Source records

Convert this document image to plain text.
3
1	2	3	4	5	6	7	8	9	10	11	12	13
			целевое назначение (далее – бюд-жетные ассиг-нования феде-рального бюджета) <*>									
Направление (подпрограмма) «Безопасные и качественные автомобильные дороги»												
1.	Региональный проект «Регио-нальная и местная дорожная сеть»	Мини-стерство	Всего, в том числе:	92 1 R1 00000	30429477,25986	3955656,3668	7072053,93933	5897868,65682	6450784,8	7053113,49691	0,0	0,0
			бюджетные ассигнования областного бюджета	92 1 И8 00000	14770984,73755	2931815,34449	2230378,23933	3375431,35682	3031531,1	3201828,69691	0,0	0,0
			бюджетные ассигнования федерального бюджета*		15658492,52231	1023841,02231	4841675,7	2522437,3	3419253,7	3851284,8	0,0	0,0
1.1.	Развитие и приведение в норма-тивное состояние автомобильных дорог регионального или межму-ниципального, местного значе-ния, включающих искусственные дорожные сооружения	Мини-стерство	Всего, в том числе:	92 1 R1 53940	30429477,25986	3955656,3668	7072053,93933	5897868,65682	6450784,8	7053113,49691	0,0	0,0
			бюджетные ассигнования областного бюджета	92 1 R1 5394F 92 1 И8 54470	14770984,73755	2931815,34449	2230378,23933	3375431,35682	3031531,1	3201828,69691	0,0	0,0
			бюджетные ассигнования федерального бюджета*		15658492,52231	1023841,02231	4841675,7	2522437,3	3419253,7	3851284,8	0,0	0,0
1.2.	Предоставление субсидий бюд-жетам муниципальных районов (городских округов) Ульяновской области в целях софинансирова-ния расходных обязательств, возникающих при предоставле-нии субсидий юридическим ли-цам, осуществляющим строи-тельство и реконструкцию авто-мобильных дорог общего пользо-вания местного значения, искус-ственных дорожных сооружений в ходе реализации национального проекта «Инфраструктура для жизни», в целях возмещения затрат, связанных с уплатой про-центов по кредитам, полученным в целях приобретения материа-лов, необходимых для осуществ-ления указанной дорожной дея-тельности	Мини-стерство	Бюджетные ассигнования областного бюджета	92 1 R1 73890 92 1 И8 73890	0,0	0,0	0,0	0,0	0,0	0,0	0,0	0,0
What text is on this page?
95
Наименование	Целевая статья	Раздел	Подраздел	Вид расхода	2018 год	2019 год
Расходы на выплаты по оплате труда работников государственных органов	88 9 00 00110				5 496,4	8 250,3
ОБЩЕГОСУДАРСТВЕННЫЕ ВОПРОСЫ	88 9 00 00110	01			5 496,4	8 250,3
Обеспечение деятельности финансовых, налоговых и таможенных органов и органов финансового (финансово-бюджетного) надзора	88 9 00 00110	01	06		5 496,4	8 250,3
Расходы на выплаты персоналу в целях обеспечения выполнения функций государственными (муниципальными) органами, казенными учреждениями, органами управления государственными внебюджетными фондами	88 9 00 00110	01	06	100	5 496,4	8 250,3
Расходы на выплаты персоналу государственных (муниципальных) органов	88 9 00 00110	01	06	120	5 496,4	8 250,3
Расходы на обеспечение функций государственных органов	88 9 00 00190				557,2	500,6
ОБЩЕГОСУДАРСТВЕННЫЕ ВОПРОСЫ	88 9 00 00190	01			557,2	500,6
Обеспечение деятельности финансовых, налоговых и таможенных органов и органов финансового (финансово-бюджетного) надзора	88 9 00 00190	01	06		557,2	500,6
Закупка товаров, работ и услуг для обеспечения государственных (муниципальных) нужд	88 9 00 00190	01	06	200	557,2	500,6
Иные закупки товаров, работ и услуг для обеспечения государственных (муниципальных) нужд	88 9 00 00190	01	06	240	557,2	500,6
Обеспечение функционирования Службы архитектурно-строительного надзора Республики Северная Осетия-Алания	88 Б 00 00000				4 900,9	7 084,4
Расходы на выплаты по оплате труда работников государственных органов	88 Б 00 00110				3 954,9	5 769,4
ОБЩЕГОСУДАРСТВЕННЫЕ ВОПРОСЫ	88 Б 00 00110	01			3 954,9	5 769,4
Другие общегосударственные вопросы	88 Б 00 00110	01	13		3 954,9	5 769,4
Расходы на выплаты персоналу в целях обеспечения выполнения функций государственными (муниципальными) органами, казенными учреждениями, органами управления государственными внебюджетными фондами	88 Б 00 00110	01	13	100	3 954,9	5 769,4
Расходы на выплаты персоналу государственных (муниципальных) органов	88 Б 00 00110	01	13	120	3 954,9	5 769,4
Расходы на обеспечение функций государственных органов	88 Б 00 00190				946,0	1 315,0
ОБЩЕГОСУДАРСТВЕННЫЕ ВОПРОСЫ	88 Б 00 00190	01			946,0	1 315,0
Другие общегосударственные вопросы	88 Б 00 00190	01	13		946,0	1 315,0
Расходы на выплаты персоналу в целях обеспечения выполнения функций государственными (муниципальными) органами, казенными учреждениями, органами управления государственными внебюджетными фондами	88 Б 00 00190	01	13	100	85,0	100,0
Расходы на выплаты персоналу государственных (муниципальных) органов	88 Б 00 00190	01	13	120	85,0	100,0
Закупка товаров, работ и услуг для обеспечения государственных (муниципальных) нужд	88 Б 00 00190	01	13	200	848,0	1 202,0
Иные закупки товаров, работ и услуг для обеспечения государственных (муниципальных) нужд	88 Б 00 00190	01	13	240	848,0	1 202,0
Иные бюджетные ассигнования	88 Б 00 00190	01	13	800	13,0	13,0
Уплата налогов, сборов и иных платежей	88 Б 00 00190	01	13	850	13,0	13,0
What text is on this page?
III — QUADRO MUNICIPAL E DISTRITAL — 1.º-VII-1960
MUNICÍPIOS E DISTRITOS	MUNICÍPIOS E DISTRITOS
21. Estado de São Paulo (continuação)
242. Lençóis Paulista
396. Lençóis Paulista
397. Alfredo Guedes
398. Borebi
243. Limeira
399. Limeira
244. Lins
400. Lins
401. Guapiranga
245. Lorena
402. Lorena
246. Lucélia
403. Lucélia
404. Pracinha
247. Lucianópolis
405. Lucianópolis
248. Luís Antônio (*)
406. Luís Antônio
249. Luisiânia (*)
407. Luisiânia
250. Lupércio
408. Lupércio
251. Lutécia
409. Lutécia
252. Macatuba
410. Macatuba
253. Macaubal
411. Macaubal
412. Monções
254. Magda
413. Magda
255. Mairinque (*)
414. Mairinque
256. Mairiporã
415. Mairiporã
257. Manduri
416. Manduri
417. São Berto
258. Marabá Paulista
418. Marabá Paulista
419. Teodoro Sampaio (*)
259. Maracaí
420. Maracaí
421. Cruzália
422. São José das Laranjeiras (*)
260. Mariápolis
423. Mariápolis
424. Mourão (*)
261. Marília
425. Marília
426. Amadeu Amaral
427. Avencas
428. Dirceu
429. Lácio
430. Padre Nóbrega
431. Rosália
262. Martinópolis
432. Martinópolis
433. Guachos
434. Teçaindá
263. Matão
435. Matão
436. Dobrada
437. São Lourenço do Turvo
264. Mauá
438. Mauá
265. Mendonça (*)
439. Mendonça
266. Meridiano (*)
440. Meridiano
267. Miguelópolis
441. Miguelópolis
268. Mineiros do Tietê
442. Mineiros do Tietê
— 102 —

» Problem: Check every line of the listing for the string "услуг" and report how many lines have it, as a number alone.

» Exercise solution: 4